• **Written request**
Reproduce the data below line for line, starting at the line that contains "Find all labels, buttons, inputs, and" and ending after the line that contains "watermark logo — [155, 113, 172, 130]". Leave out the pictures.

• **Supplied records**
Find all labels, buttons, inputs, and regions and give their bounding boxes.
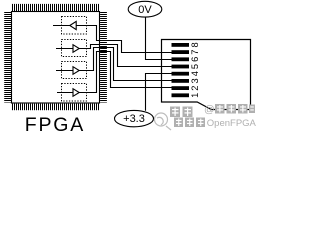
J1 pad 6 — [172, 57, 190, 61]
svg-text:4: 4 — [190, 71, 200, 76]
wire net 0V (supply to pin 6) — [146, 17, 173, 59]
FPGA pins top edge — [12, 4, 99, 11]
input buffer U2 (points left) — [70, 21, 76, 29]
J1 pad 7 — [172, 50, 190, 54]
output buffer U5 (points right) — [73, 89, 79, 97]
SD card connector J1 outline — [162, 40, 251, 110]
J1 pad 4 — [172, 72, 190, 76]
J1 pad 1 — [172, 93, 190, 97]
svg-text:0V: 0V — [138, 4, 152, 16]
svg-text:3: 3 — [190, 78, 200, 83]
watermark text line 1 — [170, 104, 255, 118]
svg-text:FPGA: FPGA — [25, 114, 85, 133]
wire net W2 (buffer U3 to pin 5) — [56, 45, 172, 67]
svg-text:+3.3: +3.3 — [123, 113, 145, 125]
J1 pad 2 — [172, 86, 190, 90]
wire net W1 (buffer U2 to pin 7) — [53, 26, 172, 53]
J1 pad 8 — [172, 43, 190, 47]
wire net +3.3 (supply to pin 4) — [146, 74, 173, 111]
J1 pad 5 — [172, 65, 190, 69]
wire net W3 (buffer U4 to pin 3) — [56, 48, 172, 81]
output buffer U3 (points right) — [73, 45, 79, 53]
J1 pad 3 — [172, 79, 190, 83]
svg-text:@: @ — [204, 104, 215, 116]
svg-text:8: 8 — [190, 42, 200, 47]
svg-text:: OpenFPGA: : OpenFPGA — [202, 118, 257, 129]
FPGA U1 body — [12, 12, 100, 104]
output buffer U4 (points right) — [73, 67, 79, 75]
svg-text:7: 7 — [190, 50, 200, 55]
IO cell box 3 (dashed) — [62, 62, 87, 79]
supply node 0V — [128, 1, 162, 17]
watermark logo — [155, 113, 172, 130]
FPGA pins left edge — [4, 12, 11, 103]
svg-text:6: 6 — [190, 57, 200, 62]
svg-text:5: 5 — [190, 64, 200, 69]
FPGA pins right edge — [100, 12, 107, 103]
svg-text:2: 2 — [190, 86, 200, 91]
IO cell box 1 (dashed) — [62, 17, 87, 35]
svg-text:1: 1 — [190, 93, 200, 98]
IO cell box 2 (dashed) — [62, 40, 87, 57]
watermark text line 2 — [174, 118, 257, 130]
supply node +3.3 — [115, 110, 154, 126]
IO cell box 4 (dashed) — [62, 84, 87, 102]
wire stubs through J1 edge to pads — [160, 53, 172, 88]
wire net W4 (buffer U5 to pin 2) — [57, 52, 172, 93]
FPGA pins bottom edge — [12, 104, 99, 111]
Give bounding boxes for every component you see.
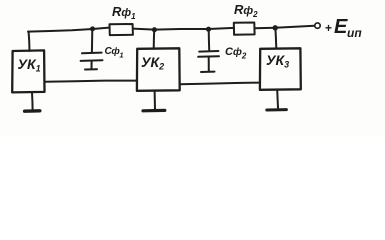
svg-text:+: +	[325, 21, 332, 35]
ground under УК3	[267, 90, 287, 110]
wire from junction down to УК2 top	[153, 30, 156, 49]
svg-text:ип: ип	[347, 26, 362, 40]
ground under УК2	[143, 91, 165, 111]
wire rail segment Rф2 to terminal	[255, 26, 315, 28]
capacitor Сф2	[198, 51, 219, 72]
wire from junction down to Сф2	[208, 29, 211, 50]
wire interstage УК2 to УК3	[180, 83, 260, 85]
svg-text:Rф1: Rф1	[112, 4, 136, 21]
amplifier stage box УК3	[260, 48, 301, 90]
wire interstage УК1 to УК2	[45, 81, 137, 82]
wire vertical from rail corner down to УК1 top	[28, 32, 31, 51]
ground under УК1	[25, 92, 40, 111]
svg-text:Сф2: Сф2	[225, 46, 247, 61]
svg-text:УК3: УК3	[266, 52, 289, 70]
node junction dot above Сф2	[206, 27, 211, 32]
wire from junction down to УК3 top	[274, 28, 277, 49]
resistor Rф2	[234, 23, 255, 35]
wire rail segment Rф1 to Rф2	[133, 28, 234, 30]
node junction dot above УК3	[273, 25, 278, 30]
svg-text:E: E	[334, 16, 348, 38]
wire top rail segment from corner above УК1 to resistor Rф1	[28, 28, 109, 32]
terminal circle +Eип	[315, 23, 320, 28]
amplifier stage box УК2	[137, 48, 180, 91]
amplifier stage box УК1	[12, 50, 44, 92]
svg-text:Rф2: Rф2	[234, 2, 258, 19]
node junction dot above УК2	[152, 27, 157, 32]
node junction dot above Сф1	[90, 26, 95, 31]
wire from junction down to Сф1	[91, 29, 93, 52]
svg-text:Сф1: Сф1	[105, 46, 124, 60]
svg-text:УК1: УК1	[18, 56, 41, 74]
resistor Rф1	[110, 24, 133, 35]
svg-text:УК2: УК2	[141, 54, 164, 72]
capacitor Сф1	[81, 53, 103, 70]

...

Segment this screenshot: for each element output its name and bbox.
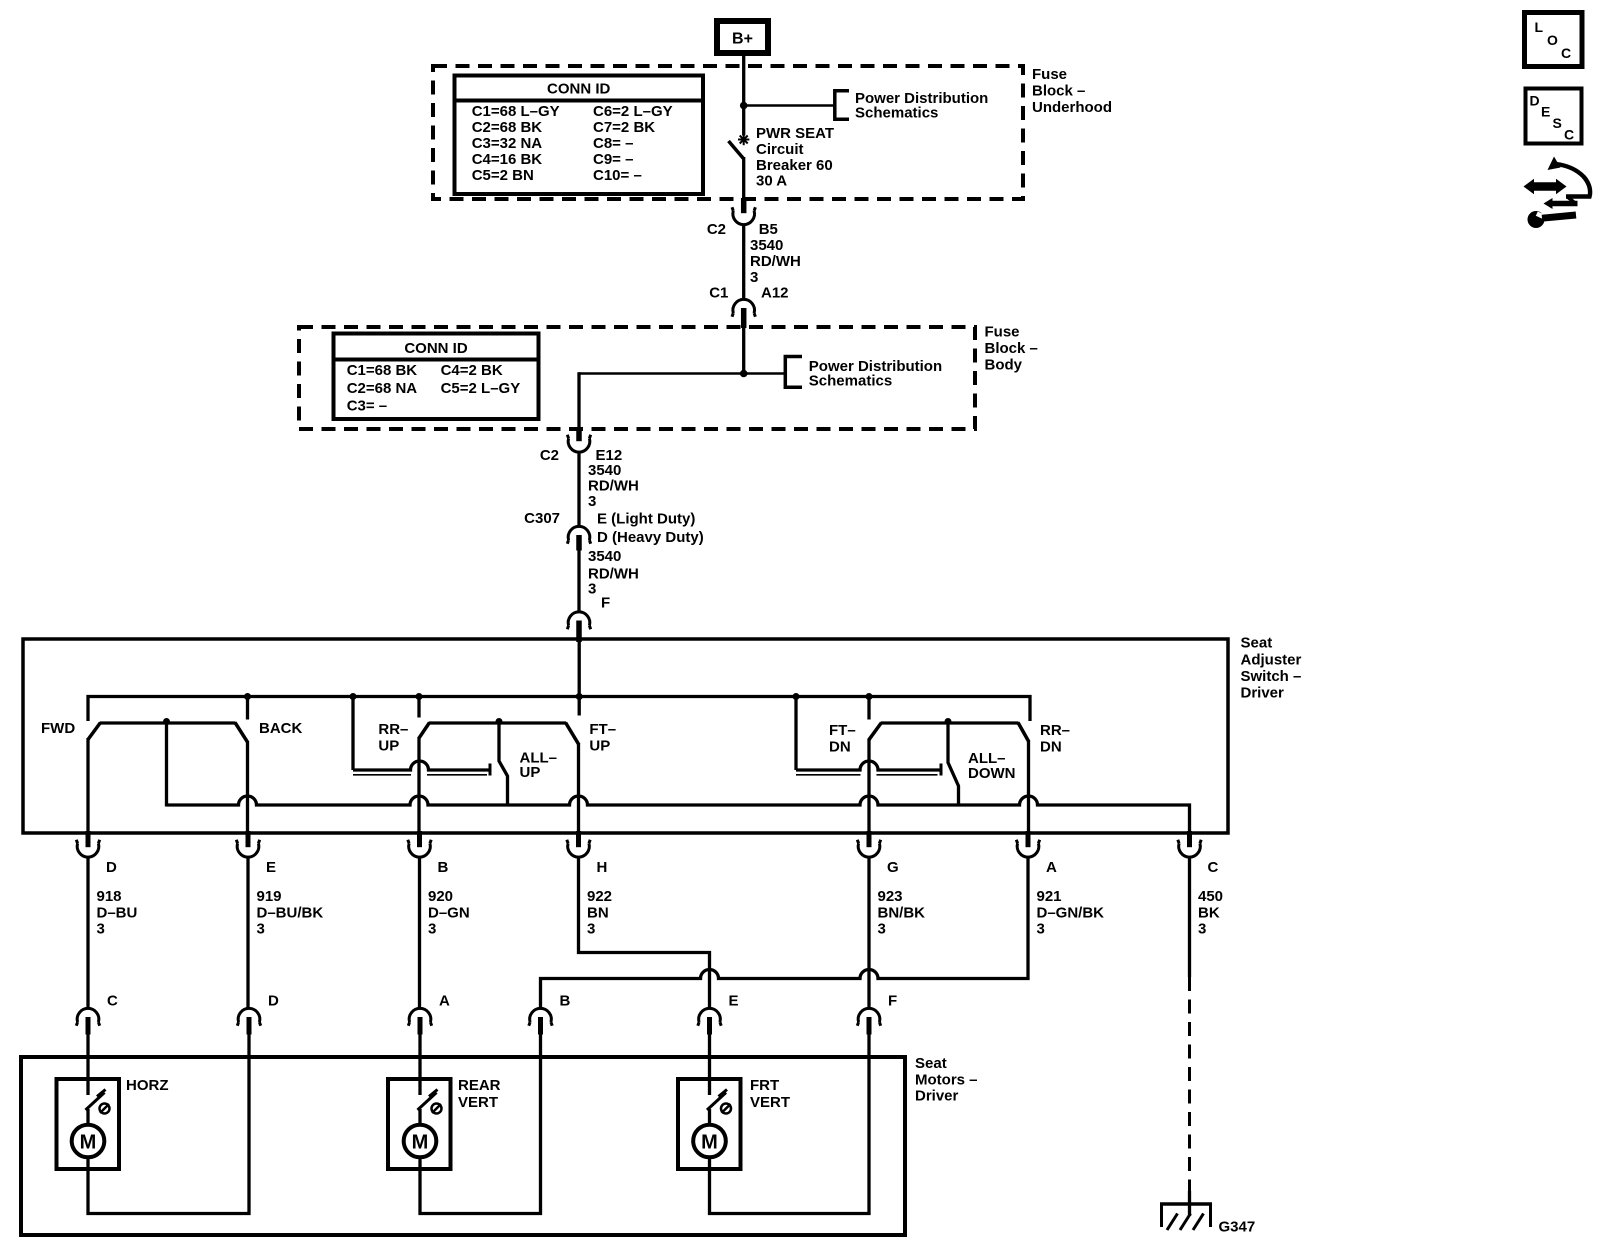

• **Output**
Find all labels, buttons, inputs, and regions and give their bounding boxes.
J1 pad 6 — [172, 57, 190, 61]
svg-text:4: 4 — [190, 71, 200, 76]
wire net 0V (supply to pin 6) — [146, 17, 173, 59]
FPGA pins top edge — [12, 4, 99, 11]
input buffer U2 (points left) — [70, 21, 76, 29]
J1 pad 7 — [172, 50, 190, 54]
output buffer U5 (points right) — [73, 89, 79, 97]
SD card connector J1 outline — [162, 40, 251, 110]
J1 pad 4 — [172, 72, 190, 76]
J1 pad 1 — [172, 93, 190, 97]
svg-text:0V: 0V — [138, 4, 152, 16]
svg-text:3: 3 — [190, 78, 200, 83]
watermark text line 1 — [170, 104, 255, 118]
svg-text:FPGA: FPGA — [25, 114, 85, 133]
wire net W2 (buffer U3 to pin 5) — [56, 45, 172, 67]
svg-text:+3.3: +3.3 — [123, 113, 145, 125]
J1 pad 2 — [172, 86, 190, 90]
wire net W1 (buffer U2 to pin 7) — [53, 26, 172, 53]
J1 pad 8 — [172, 43, 190, 47]
wire net +3.3 (supply to pin 4) — [146, 74, 173, 111]
J1 pad 5 — [172, 65, 190, 69]
wire net W3 (buffer U4 to pin 3) — [56, 48, 172, 81]
output buffer U3 (points right) — [73, 45, 79, 53]
J1 pad 3 — [172, 79, 190, 83]
svg-text:@: @ — [204, 104, 215, 116]
svg-text:8: 8 — [190, 42, 200, 47]
svg-text:: OpenFPGA: : OpenFPGA — [202, 118, 257, 129]
FPGA U1 body — [12, 12, 100, 104]
output buffer U4 (points right) — [73, 67, 79, 75]
svg-text:7: 7 — [190, 50, 200, 55]
IO cell box 3 (dashed) — [62, 62, 87, 79]
supply node 0V — [128, 1, 162, 17]
watermark logo — [155, 113, 172, 130]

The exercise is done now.